%%

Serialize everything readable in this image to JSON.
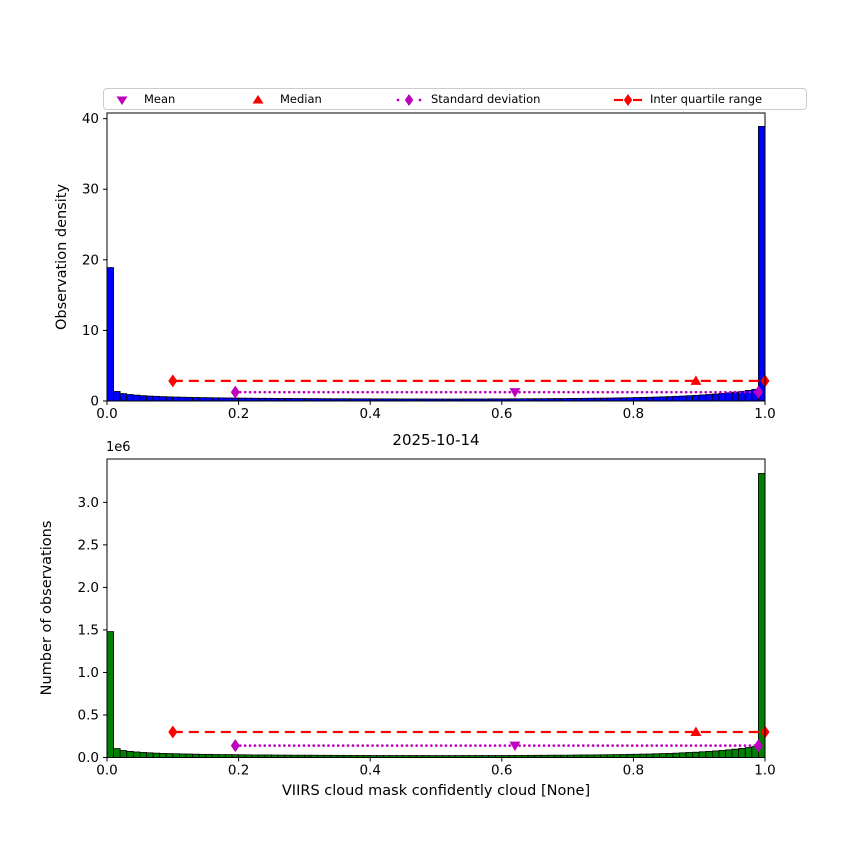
{
  "figure": {
    "background": "#ffffff",
    "legend": {
      "position": "top",
      "columns": 4,
      "items": [
        {
          "label": "Mean",
          "marker": "triangle-down",
          "line": "none",
          "color": "#bf00bf"
        },
        {
          "label": "Median",
          "marker": "triangle-up",
          "line": "none",
          "color": "#ff0000"
        },
        {
          "label": "Standard deviation",
          "marker": "thin-diamond",
          "line": "dotted",
          "color": "#bf00bf"
        },
        {
          "label": "Inter quartile range",
          "marker": "thin-diamond",
          "line": "dashed",
          "color": "#ff0000"
        }
      ]
    }
  },
  "chart_data": [
    {
      "type": "bar",
      "subtype": "histogram",
      "title": "",
      "ylabel": "Observation density",
      "xlabel": "",
      "bar_color": "#0000ff",
      "bar_edge_color": "#000000",
      "grid": false,
      "xlim": [
        0.0,
        1.0
      ],
      "ylim": [
        0,
        40.8
      ],
      "xticks": [
        0.0,
        0.2,
        0.4,
        0.6,
        0.8,
        1.0
      ],
      "xtick_labels": [
        "0.0",
        "0.2",
        "0.4",
        "0.6",
        "0.8",
        "1.0"
      ],
      "yticks": [
        0,
        10,
        20,
        30,
        40
      ],
      "ytick_labels": [
        "0",
        "10",
        "20",
        "30",
        "40"
      ],
      "bin_start": 0.0,
      "bin_width": 0.01,
      "values": [
        18.9,
        1.35,
        1.05,
        0.92,
        0.83,
        0.76,
        0.7,
        0.66,
        0.62,
        0.59,
        0.56,
        0.54,
        0.52,
        0.5,
        0.48,
        0.47,
        0.45,
        0.44,
        0.43,
        0.42,
        0.41,
        0.4,
        0.39,
        0.38,
        0.38,
        0.37,
        0.36,
        0.36,
        0.35,
        0.35,
        0.34,
        0.34,
        0.33,
        0.33,
        0.32,
        0.32,
        0.32,
        0.31,
        0.31,
        0.31,
        0.3,
        0.3,
        0.3,
        0.3,
        0.29,
        0.29,
        0.29,
        0.29,
        0.29,
        0.28,
        0.28,
        0.28,
        0.28,
        0.28,
        0.29,
        0.29,
        0.29,
        0.29,
        0.3,
        0.3,
        0.3,
        0.31,
        0.31,
        0.32,
        0.32,
        0.33,
        0.33,
        0.34,
        0.35,
        0.35,
        0.36,
        0.37,
        0.38,
        0.39,
        0.4,
        0.41,
        0.42,
        0.44,
        0.45,
        0.47,
        0.49,
        0.51,
        0.53,
        0.56,
        0.59,
        0.62,
        0.66,
        0.7,
        0.75,
        0.8,
        0.86,
        0.92,
        0.99,
        1.07,
        1.16,
        1.26,
        1.37,
        1.5,
        1.65,
        38.9
      ],
      "overlays": {
        "mean_marker": {
          "x": 0.62,
          "y": 1.25,
          "marker": "triangle-down",
          "color": "#bf00bf"
        },
        "median_marker": {
          "x": 0.895,
          "y": 2.85,
          "marker": "triangle-up",
          "color": "#ff0000"
        },
        "std_line": {
          "x_start": 0.195,
          "x_end": 0.99,
          "y": 1.25,
          "style": "dotted",
          "end_marker": "thin-diamond",
          "color": "#bf00bf"
        },
        "iqr_line": {
          "x_start": 0.1,
          "x_end": 1.0,
          "y": 2.85,
          "style": "dashed",
          "end_marker": "thin-diamond",
          "color": "#ff0000"
        }
      }
    },
    {
      "type": "bar",
      "subtype": "histogram",
      "title": "2025-10-14",
      "ylabel": "Number of observations",
      "xlabel": "VIIRS cloud mask confidently cloud [None]",
      "y_offset_label": "1e6",
      "y_unit_multiplier": 1000000,
      "bar_color": "#008000",
      "bar_edge_color": "#000000",
      "grid": false,
      "xlim": [
        0.0,
        1.0
      ],
      "ylim": [
        0,
        3.51
      ],
      "xticks": [
        0.0,
        0.2,
        0.4,
        0.6,
        0.8,
        1.0
      ],
      "xtick_labels": [
        "0.0",
        "0.2",
        "0.4",
        "0.6",
        "0.8",
        "1.0"
      ],
      "yticks": [
        0.0,
        0.5,
        1.0,
        1.5,
        2.0,
        2.5,
        3.0
      ],
      "ytick_labels": [
        "0.0",
        "0.5",
        "1.0",
        "1.5",
        "2.0",
        "2.5",
        "3.0"
      ],
      "bin_start": 0.0,
      "bin_width": 0.01,
      "values": [
        1.48,
        0.105,
        0.082,
        0.072,
        0.065,
        0.059,
        0.055,
        0.051,
        0.048,
        0.046,
        0.044,
        0.042,
        0.041,
        0.039,
        0.037,
        0.037,
        0.035,
        0.034,
        0.034,
        0.033,
        0.032,
        0.031,
        0.03,
        0.03,
        0.03,
        0.029,
        0.028,
        0.028,
        0.027,
        0.027,
        0.027,
        0.027,
        0.026,
        0.026,
        0.025,
        0.025,
        0.025,
        0.024,
        0.024,
        0.024,
        0.023,
        0.023,
        0.023,
        0.023,
        0.023,
        0.023,
        0.023,
        0.023,
        0.023,
        0.022,
        0.022,
        0.022,
        0.022,
        0.022,
        0.023,
        0.023,
        0.023,
        0.023,
        0.023,
        0.023,
        0.023,
        0.024,
        0.024,
        0.025,
        0.025,
        0.026,
        0.026,
        0.027,
        0.027,
        0.027,
        0.028,
        0.029,
        0.03,
        0.03,
        0.031,
        0.032,
        0.033,
        0.034,
        0.035,
        0.037,
        0.038,
        0.04,
        0.041,
        0.044,
        0.046,
        0.048,
        0.051,
        0.055,
        0.059,
        0.062,
        0.067,
        0.072,
        0.077,
        0.083,
        0.09,
        0.098,
        0.107,
        0.117,
        0.129,
        3.34
      ],
      "overlays": {
        "mean_marker": {
          "x": 0.62,
          "y": 0.14,
          "marker": "triangle-down",
          "color": "#bf00bf"
        },
        "median_marker": {
          "x": 0.895,
          "y": 0.3,
          "marker": "triangle-up",
          "color": "#ff0000"
        },
        "std_line": {
          "x_start": 0.195,
          "x_end": 0.99,
          "y": 0.14,
          "style": "dotted",
          "end_marker": "thin-diamond",
          "color": "#bf00bf"
        },
        "iqr_line": {
          "x_start": 0.1,
          "x_end": 1.0,
          "y": 0.3,
          "style": "dashed",
          "end_marker": "thin-diamond",
          "color": "#ff0000"
        }
      }
    }
  ]
}
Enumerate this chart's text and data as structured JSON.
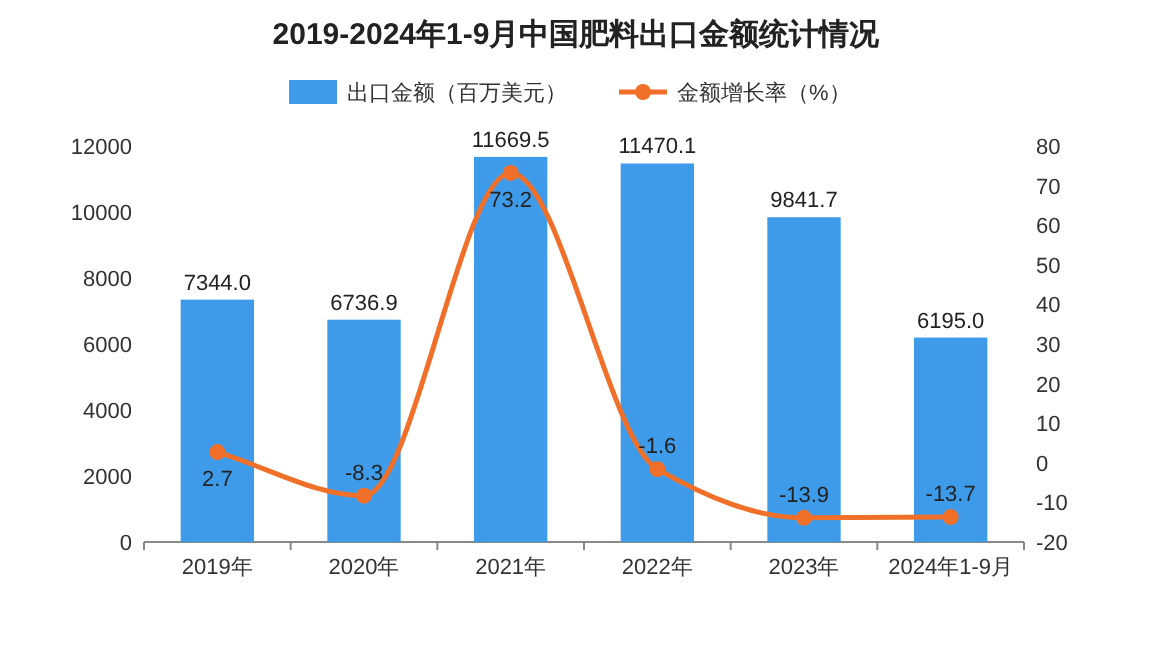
{
  "chart_data": {
    "type": "bar",
    "title": "2019-2024年1-9月中国肥料出口金额统计情况",
    "categories": [
      "2019年",
      "2020年",
      "2021年",
      "2022年",
      "2023年",
      "2024年1-9月"
    ],
    "series": [
      {
        "name": "出口金额（百万美元）",
        "color": "#3d9be9",
        "values": [
          7344.0,
          6736.9,
          11669.5,
          11470.1,
          9841.7,
          6195.0
        ],
        "value_labels": [
          "7344.0",
          "6736.9",
          "11669.5",
          "11470.1",
          "9841.7",
          "6195.0"
        ]
      },
      {
        "name": "金额增长率（%）",
        "type": "line",
        "axis": "y2",
        "color": "#f0702a",
        "values": [
          2.7,
          -8.3,
          73.2,
          -1.6,
          -13.9,
          -13.7
        ],
        "value_labels": [
          "2.7",
          "-8.3",
          "73.2",
          "-1.6",
          "-13.9",
          "-13.7"
        ]
      }
    ],
    "ylim": [
      0,
      12000
    ],
    "yticks": [
      0,
      2000,
      4000,
      6000,
      8000,
      10000,
      12000
    ],
    "y2lim": [
      -20,
      80
    ],
    "y2ticks": [
      -20,
      -10,
      0,
      10,
      20,
      30,
      40,
      50,
      60,
      70,
      80
    ],
    "legend": "top",
    "marker": "circle",
    "line_style": "solid"
  }
}
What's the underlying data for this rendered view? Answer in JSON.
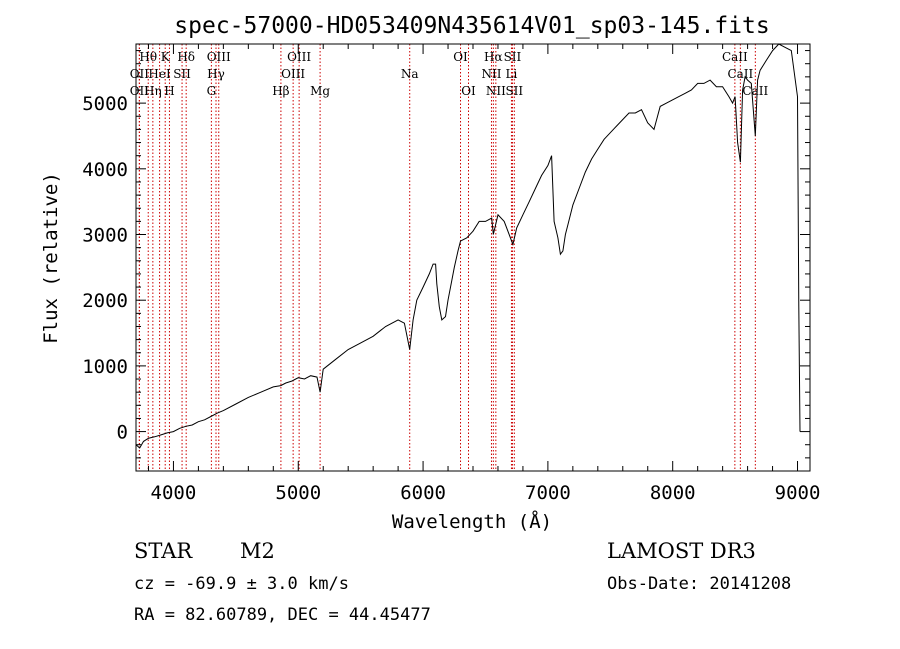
{
  "chart_data": {
    "type": "line",
    "title": "spec-57000-HD053409N435614V01_sp03-145.fits",
    "xlabel": "Wavelength (Å)",
    "ylabel": "Flux (relative)",
    "xlim": [
      3700,
      9100
    ],
    "ylim": [
      -600,
      5900
    ],
    "x_ticks": [
      4000,
      5000,
      6000,
      7000,
      8000,
      9000
    ],
    "y_ticks": [
      0,
      1000,
      2000,
      3000,
      4000,
      5000
    ],
    "x_tick_labels": [
      "4000",
      "5000",
      "6000",
      "7000",
      "8000",
      "9000"
    ],
    "y_tick_labels": [
      "0",
      "1000",
      "2000",
      "3000",
      "4000",
      "5000"
    ],
    "line_color": "#000000",
    "marker_color": "#cc0000",
    "series": [
      {
        "x": [
          3700,
          3730,
          3760,
          3800,
          3850,
          3900,
          3950,
          4000,
          4050,
          4100,
          4150,
          4200,
          4250,
          4300,
          4350,
          4400,
          4500,
          4600,
          4700,
          4800,
          4860,
          4900,
          4950,
          5000,
          5050,
          5100,
          5150,
          5175,
          5200,
          5300,
          5400,
          5500,
          5600,
          5700,
          5800,
          5850,
          5893,
          5920,
          5950,
          6000,
          6050,
          6080,
          6100,
          6110,
          6130,
          6150,
          6180,
          6200,
          6230,
          6250,
          6280,
          6300,
          6350,
          6400,
          6450,
          6500,
          6550,
          6563,
          6600,
          6650,
          6700,
          6720,
          6750,
          6800,
          6850,
          6900,
          6950,
          7000,
          7030,
          7050,
          7080,
          7100,
          7120,
          7140,
          7160,
          7200,
          7250,
          7300,
          7350,
          7400,
          7450,
          7500,
          7550,
          7600,
          7650,
          7700,
          7750,
          7800,
          7850,
          7900,
          7950,
          8000,
          8050,
          8100,
          8150,
          8200,
          8250,
          8300,
          8350,
          8400,
          8450,
          8480,
          8500,
          8520,
          8542,
          8560,
          8580,
          8600,
          8630,
          8662,
          8680,
          8700,
          8750,
          8800,
          8850,
          8900,
          8950,
          9000,
          9010,
          9020
        ],
        "y": [
          -200,
          -250,
          -150,
          -100,
          -80,
          -50,
          -20,
          0,
          50,
          80,
          100,
          150,
          180,
          230,
          280,
          320,
          420,
          520,
          600,
          680,
          700,
          740,
          770,
          820,
          800,
          850,
          830,
          600,
          950,
          1100,
          1250,
          1350,
          1450,
          1600,
          1700,
          1650,
          1250,
          1700,
          2000,
          2200,
          2400,
          2550,
          2550,
          2250,
          1900,
          1700,
          1750,
          2000,
          2300,
          2500,
          2750,
          2900,
          2950,
          3050,
          3200,
          3200,
          3250,
          3000,
          3300,
          3200,
          2950,
          2850,
          3100,
          3300,
          3500,
          3700,
          3900,
          4050,
          4200,
          3200,
          2950,
          2700,
          2750,
          3000,
          3150,
          3450,
          3700,
          3950,
          4150,
          4300,
          4450,
          4550,
          4650,
          4750,
          4850,
          4850,
          4900,
          4700,
          4600,
          4950,
          5000,
          5050,
          5100,
          5150,
          5200,
          5300,
          5300,
          5350,
          5250,
          5250,
          5100,
          5000,
          5100,
          4400,
          4100,
          5200,
          5400,
          5350,
          5300,
          4500,
          5350,
          5500,
          5650,
          5800,
          5900,
          5850,
          5800,
          5100,
          1900,
          0
        ]
      }
    ],
    "markers": [
      {
        "label": "Hθ",
        "x": 3798,
        "row": 0
      },
      {
        "label": "OII",
        "x": 3727,
        "row": 1
      },
      {
        "label": "OII",
        "x": 3727,
        "row": 2
      },
      {
        "label": "K",
        "x": 3934,
        "row": 0
      },
      {
        "label": "Hδ",
        "x": 4102,
        "row": 0
      },
      {
        "label": "HeI",
        "x": 3889,
        "row": 1
      },
      {
        "label": "SII",
        "x": 4069,
        "row": 1
      },
      {
        "label": "Hη",
        "x": 3835,
        "row": 2
      },
      {
        "label": "H",
        "x": 3968,
        "row": 2
      },
      {
        "label": "OIII",
        "x": 4363,
        "row": 0
      },
      {
        "label": "Hγ",
        "x": 4341,
        "row": 1
      },
      {
        "label": "G",
        "x": 4304,
        "row": 2
      },
      {
        "label": "OIII",
        "x": 5007,
        "row": 0
      },
      {
        "label": "OIII",
        "x": 4959,
        "row": 1
      },
      {
        "label": "Hβ",
        "x": 4861,
        "row": 2
      },
      {
        "label": "Mg",
        "x": 5175,
        "row": 2
      },
      {
        "label": "Na",
        "x": 5893,
        "row": 1
      },
      {
        "label": "OI",
        "x": 6300,
        "row": 0
      },
      {
        "label": "OI",
        "x": 6364,
        "row": 2
      },
      {
        "label": "Hα",
        "x": 6563,
        "row": 0
      },
      {
        "label": "SII",
        "x": 6716,
        "row": 0
      },
      {
        "label": "NII",
        "x": 6548,
        "row": 1
      },
      {
        "label": "Li",
        "x": 6708,
        "row": 1
      },
      {
        "label": "NII",
        "x": 6583,
        "row": 2
      },
      {
        "label": "SII",
        "x": 6731,
        "row": 2
      },
      {
        "label": "CaII",
        "x": 8498,
        "row": 0
      },
      {
        "label": "CaII",
        "x": 8542,
        "row": 1
      },
      {
        "label": "CaII",
        "x": 8662,
        "row": 2
      }
    ]
  },
  "info": {
    "class": "STAR",
    "subclass": "M2",
    "survey": "LAMOST DR3",
    "cz": "cz = -69.9 ± 3.0 km/s",
    "obs_date": "Obs-Date: 20141208",
    "coords": "RA =  82.60789, DEC =  44.45477"
  }
}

%%

Look through the entries above and report each line where the string "this" occurs.

Serialize everything readable in this image to JSON.
Enumerate this chart's text and data as structured JSON.
What's the underlying data for this rendered view? Answer in JSON.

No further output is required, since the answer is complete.